TASK DESCRIPTION: Count how many lines contain "into" and reply with that number only.

RAW RECORDS:

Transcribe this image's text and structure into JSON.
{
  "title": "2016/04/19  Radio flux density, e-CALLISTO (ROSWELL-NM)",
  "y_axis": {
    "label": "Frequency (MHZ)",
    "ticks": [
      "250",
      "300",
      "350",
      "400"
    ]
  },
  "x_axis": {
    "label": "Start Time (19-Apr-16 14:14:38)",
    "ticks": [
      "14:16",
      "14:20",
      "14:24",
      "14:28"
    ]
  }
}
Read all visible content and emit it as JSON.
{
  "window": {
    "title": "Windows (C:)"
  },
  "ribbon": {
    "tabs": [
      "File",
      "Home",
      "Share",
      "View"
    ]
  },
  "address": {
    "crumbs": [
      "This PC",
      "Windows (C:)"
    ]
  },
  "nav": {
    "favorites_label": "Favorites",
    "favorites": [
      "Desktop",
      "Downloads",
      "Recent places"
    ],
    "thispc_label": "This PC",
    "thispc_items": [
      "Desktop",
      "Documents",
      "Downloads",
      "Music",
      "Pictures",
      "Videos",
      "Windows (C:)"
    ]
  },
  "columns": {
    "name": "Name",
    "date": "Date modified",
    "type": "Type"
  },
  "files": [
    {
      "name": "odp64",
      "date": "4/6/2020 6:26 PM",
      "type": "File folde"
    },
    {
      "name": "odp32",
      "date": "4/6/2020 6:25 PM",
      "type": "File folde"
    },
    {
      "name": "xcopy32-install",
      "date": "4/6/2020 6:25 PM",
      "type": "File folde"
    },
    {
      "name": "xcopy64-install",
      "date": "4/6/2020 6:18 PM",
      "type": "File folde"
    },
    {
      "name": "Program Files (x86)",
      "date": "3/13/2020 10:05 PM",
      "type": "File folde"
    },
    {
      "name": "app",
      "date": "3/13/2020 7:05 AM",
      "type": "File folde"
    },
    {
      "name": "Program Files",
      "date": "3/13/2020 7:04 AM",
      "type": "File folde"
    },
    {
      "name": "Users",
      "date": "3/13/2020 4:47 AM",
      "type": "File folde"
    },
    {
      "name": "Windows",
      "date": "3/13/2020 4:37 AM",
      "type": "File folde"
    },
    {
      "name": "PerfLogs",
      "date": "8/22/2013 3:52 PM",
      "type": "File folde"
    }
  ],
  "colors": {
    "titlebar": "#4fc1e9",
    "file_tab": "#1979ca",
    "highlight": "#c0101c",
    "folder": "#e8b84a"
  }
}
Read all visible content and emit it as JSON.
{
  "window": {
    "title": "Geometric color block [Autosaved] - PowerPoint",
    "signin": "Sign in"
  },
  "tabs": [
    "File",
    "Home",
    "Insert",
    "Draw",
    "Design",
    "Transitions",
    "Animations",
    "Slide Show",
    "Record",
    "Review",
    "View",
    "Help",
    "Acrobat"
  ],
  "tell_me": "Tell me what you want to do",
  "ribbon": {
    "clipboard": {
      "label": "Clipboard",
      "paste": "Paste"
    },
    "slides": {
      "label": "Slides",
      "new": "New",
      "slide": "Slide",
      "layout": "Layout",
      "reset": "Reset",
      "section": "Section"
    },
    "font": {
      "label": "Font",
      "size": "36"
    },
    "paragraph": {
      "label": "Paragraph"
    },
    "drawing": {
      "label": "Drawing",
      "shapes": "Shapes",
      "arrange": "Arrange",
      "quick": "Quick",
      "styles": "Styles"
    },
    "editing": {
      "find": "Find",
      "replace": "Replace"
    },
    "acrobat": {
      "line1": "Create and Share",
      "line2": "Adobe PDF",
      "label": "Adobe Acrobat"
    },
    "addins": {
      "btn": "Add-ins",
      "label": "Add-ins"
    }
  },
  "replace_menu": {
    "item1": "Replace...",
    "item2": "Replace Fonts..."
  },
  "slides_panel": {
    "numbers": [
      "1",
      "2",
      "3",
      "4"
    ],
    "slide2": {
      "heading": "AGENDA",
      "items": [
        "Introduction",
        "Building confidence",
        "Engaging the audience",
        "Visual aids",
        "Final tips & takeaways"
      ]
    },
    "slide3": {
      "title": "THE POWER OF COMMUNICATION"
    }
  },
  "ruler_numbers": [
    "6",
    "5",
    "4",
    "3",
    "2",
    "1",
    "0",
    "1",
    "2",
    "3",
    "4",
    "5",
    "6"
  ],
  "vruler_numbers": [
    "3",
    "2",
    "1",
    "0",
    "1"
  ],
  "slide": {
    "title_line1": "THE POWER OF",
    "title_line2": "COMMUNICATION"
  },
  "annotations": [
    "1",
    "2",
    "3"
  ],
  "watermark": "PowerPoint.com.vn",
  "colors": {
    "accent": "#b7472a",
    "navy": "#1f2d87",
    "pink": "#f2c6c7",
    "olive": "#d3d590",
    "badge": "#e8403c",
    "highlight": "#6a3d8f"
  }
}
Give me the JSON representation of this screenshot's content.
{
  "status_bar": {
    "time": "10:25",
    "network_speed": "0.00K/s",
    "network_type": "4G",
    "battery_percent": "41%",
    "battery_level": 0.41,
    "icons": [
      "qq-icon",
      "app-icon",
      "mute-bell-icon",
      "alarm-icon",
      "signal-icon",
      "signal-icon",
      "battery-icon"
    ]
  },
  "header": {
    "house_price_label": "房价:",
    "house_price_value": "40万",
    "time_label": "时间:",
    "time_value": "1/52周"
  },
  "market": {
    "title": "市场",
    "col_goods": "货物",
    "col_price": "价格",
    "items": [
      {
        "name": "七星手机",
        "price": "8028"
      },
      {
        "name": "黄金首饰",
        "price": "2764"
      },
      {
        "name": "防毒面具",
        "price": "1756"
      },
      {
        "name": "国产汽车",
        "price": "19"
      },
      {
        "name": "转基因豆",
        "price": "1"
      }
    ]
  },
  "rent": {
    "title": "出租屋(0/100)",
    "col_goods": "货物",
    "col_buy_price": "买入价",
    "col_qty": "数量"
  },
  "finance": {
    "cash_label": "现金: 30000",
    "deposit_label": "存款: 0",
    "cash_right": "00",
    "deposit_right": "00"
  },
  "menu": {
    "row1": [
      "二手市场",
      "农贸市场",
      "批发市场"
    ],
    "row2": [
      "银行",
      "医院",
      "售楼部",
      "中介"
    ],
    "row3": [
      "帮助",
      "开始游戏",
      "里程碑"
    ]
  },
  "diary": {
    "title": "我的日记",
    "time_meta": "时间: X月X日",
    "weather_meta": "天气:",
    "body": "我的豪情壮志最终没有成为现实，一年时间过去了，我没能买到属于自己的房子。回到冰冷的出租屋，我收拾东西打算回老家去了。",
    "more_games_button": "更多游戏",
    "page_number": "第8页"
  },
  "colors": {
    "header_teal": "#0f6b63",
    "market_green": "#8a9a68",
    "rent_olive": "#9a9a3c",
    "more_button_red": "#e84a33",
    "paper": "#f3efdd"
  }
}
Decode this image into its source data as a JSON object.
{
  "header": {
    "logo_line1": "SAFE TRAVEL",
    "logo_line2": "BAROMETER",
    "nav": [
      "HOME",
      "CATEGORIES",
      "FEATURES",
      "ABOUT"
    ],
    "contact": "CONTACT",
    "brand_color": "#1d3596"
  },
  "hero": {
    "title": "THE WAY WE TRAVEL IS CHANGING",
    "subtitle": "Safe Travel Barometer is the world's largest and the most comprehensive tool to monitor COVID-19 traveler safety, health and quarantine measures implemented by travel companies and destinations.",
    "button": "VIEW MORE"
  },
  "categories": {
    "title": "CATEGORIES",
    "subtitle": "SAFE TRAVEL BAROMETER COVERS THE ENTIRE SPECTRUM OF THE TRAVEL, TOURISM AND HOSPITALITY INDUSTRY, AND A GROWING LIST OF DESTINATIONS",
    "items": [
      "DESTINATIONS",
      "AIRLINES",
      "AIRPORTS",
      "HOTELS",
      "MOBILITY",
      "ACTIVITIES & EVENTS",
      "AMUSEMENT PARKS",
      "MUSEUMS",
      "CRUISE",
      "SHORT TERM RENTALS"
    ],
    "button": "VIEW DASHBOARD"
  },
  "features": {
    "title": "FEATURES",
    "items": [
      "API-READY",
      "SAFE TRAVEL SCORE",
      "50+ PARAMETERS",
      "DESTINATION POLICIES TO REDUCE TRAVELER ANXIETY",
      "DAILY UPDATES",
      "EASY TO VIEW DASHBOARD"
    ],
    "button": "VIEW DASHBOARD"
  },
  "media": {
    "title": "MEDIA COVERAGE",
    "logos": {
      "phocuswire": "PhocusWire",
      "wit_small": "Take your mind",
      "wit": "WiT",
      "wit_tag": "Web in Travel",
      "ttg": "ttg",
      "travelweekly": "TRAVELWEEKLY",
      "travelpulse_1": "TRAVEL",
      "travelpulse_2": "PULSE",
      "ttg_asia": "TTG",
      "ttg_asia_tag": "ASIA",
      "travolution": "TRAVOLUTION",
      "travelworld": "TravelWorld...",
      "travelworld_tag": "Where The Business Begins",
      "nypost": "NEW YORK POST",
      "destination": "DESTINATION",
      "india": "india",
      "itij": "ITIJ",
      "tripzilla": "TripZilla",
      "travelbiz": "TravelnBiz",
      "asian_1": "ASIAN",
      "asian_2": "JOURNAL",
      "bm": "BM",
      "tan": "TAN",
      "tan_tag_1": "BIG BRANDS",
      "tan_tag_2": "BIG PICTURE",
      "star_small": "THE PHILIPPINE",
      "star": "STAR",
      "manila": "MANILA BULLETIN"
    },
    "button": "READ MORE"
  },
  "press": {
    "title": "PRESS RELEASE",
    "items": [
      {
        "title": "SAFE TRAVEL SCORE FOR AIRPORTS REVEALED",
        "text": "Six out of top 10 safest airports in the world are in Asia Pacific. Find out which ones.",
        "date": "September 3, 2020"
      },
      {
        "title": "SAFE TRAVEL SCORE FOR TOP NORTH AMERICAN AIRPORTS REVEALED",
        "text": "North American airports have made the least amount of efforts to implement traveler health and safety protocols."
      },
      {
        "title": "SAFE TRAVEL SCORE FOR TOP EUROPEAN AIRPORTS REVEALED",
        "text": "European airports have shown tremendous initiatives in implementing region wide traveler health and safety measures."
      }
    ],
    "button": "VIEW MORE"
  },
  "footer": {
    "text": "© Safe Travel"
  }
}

FINAL RESULT: 2